- [Goal of the exercise]: Copy the records starting with the line that contains "extract 18 of" and going on through the line that contains "x-tick-label: 1.750 <box>564", both ends included. Leave the pictures out of your answer.

- [Raw data]:

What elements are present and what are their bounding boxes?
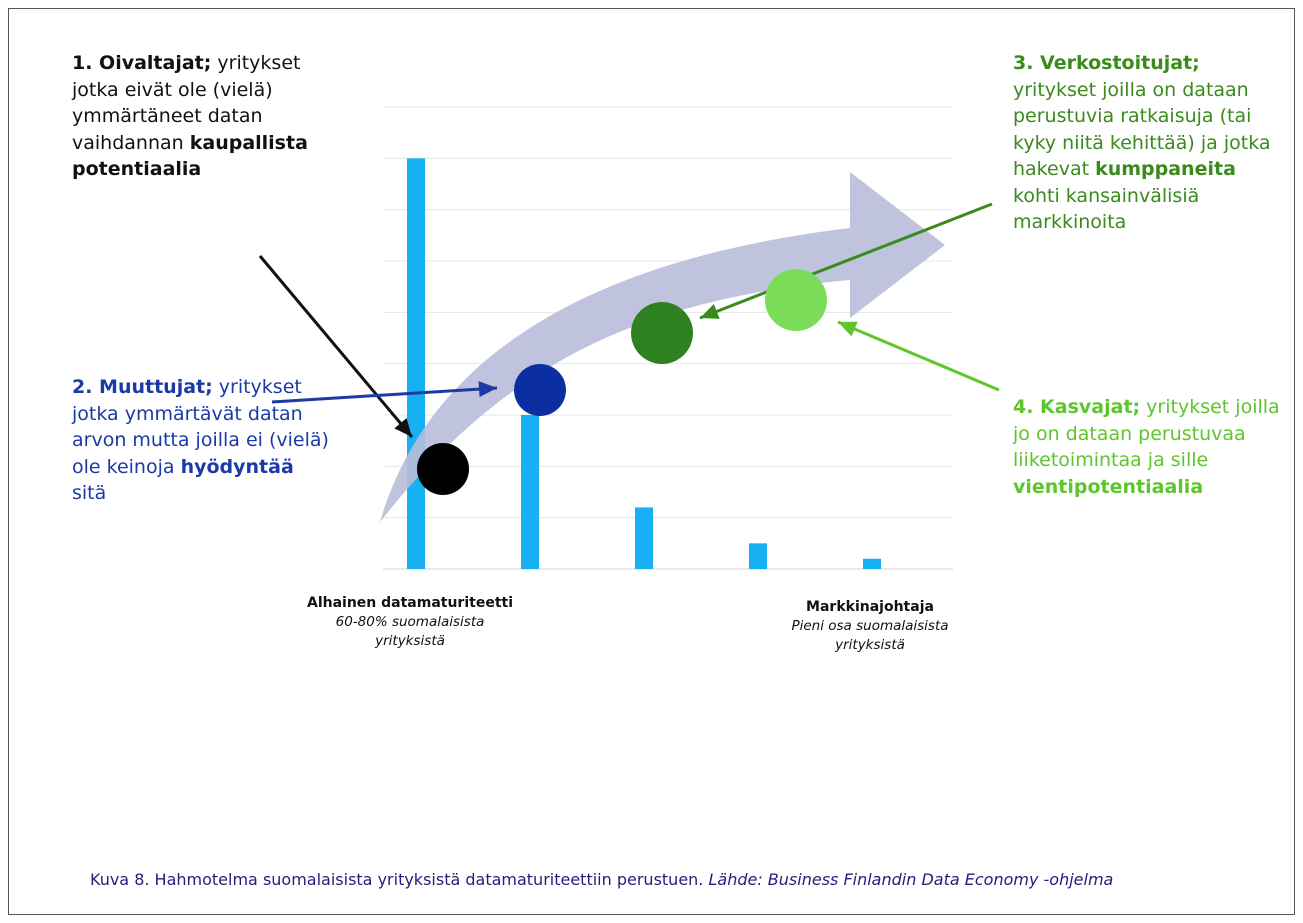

---

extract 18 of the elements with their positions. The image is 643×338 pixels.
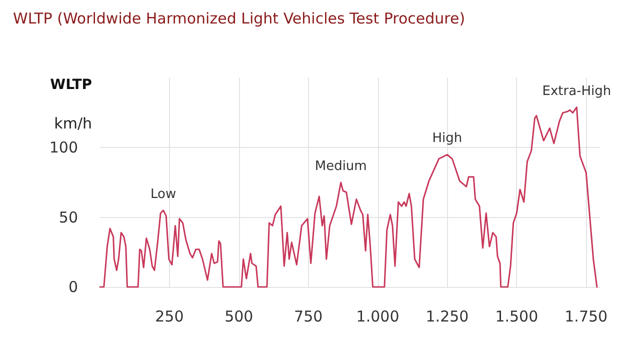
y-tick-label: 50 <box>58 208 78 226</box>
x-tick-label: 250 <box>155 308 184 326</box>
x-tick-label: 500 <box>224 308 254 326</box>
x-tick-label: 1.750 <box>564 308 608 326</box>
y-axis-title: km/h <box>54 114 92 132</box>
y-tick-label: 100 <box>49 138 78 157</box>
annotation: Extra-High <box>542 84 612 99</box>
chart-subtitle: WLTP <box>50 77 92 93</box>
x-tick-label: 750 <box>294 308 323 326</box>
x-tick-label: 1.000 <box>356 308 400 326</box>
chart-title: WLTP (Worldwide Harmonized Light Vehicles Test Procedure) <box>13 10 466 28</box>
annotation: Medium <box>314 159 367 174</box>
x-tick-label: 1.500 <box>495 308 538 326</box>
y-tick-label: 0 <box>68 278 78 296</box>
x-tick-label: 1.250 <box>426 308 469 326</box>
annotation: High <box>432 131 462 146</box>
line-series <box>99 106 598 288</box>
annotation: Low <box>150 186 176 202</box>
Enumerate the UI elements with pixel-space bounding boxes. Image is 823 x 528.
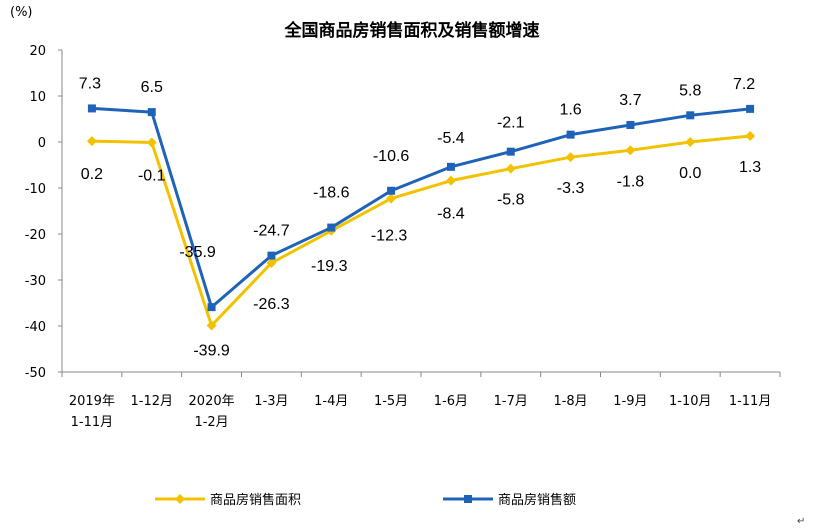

- [Written response]:
extract 18 of the elements with their positions. The image is 643×338 pixels.
y-tick-label: 50 <box>58 208 78 226</box>
x-tick-label: 250 <box>155 308 184 326</box>
x-tick-label: 500 <box>224 308 254 326</box>
x-tick-label: 1.750 <box>564 308 608 326</box>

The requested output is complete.